PROBLEM STATEMENT: Reproduce the entries in full, with no changes.

ENTRIES SHOWN:
####

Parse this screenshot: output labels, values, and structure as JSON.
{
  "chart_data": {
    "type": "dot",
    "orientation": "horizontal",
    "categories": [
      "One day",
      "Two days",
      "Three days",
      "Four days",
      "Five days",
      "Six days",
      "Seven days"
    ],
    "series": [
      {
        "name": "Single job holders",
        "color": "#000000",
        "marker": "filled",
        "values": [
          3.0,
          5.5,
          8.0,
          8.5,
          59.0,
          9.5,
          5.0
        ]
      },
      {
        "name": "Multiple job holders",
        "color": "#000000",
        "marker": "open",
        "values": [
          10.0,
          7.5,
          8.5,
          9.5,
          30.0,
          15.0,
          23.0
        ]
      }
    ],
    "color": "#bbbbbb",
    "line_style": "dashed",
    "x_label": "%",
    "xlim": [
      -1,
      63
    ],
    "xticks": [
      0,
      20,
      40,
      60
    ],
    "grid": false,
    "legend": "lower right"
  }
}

####

RESPONSE:
Parse this screenshot: output labels, values, and structure as JSON.
{
  "chart_data": {
    "type": "dot",
    "orientation": "horizontal",
    "categories": [
      "One day",
      "Two days",
      "Three days",
      "Four days",
      "Five days",
      "Six days",
      "Seven days"
    ],
    "series": [
      {
        "name": "Single job holders",
        "color": "#000000",
        "marker": "filled",
        "values": [
          3.0,
          5.5,
          8.0,
          8.5,
          59.0,
          9.5,
          5.0
        ]
      },
      {
        "name": "Multiple job holders",
        "color": "#000000",
        "marker": "open",
        "values": [
          10.0,
          7.5,
          8.5,
          9.5,
          30.0,
          15.0,
          23.0
        ]
      }
    ],
    "color": "#bbbbbb",
    "line_style": "dashed",
    "x_label": "%",
    "xlim": [
      -1,
      63
    ],
    "xticks": [
      0,
      20,
      40,
      60
    ],
    "grid": false,
    "legend": "lower right"
  }
}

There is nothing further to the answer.